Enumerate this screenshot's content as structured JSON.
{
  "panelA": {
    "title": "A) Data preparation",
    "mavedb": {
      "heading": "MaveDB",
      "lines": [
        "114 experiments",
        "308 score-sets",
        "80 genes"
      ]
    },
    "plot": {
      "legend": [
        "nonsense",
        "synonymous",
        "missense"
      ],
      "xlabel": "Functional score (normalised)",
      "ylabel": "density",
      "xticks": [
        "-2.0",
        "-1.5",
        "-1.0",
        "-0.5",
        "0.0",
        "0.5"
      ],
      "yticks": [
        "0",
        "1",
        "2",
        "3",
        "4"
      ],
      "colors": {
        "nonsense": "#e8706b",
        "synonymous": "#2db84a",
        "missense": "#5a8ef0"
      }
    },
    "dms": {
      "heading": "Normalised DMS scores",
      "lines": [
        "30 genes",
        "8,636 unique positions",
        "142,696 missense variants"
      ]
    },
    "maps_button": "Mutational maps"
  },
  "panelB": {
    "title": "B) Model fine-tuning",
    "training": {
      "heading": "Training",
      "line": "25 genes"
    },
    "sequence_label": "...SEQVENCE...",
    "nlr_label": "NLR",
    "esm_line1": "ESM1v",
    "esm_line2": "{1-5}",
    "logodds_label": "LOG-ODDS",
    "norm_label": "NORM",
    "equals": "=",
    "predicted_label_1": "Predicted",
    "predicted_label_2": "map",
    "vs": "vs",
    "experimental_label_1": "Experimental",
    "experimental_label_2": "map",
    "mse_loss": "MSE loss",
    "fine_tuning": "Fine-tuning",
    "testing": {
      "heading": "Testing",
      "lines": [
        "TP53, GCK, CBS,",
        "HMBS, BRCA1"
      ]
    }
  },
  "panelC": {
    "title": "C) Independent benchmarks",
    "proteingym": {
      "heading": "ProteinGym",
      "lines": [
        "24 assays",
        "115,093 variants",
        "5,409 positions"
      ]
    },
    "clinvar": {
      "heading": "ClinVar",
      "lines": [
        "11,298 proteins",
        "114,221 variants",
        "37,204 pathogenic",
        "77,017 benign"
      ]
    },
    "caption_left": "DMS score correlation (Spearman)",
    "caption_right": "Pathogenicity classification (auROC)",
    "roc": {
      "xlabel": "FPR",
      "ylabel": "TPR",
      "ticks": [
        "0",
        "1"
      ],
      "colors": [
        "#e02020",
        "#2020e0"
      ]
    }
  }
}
^^^^
» **TASK**:
Retype every record above exactly as it appears.

» **RESULT OF THIS TASK**:
Enumerate this screenshot's content as structured JSON.
{
  "panelA": {
    "title": "A) Data preparation",
    "mavedb": {
      "heading": "MaveDB",
      "lines": [
        "114 experiments",
        "308 score-sets",
        "80 genes"
      ]
    },
    "plot": {
      "legend": [
        "nonsense",
        "synonymous",
        "missense"
      ],
      "xlabel": "Functional score (normalised)",
      "ylabel": "density",
      "xticks": [
        "-2.0",
        "-1.5",
        "-1.0",
        "-0.5",
        "0.0",
        "0.5"
      ],
      "yticks": [
        "0",
        "1",
        "2",
        "3",
        "4"
      ],
      "colors": {
        "nonsense": "#e8706b",
        "synonymous": "#2db84a",
        "missense": "#5a8ef0"
      }
    },
    "dms": {
      "heading": "Normalised DMS scores",
      "lines": [
        "30 genes",
        "8,636 unique positions",
        "142,696 missense variants"
      ]
    },
    "maps_button": "Mutational maps"
  },
  "panelB": {
    "title": "B) Model fine-tuning",
    "training": {
      "heading": "Training",
      "line": "25 genes"
    },
    "sequence_label": "...SEQVENCE...",
    "nlr_label": "NLR",
    "esm_line1": "ESM1v",
    "esm_line2": "{1-5}",
    "logodds_label": "LOG-ODDS",
    "norm_label": "NORM",
    "equals": "=",
    "predicted_label_1": "Predicted",
    "predicted_label_2": "map",
    "vs": "vs",
    "experimental_label_1": "Experimental",
    "experimental_label_2": "map",
    "mse_loss": "MSE loss",
    "fine_tuning": "Fine-tuning",
    "testing": {
      "heading": "Testing",
      "lines": [
        "TP53, GCK, CBS,",
        "HMBS, BRCA1"
      ]
    }
  },
  "panelC": {
    "title": "C) Independent benchmarks",
    "proteingym": {
      "heading": "ProteinGym",
      "lines": [
        "24 assays",
        "115,093 variants",
        "5,409 positions"
      ]
    },
    "clinvar": {
      "heading": "ClinVar",
      "lines": [
        "11,298 proteins",
        "114,221 variants",
        "37,204 pathogenic",
        "77,017 benign"
      ]
    },
    "caption_left": "DMS score correlation (Spearman)",
    "caption_right": "Pathogenicity classification (auROC)",
    "roc": {
      "xlabel": "FPR",
      "ylabel": "TPR",
      "ticks": [
        "0",
        "1"
      ],
      "colors": [
        "#e02020",
        "#2020e0"
      ]
    }
  }
}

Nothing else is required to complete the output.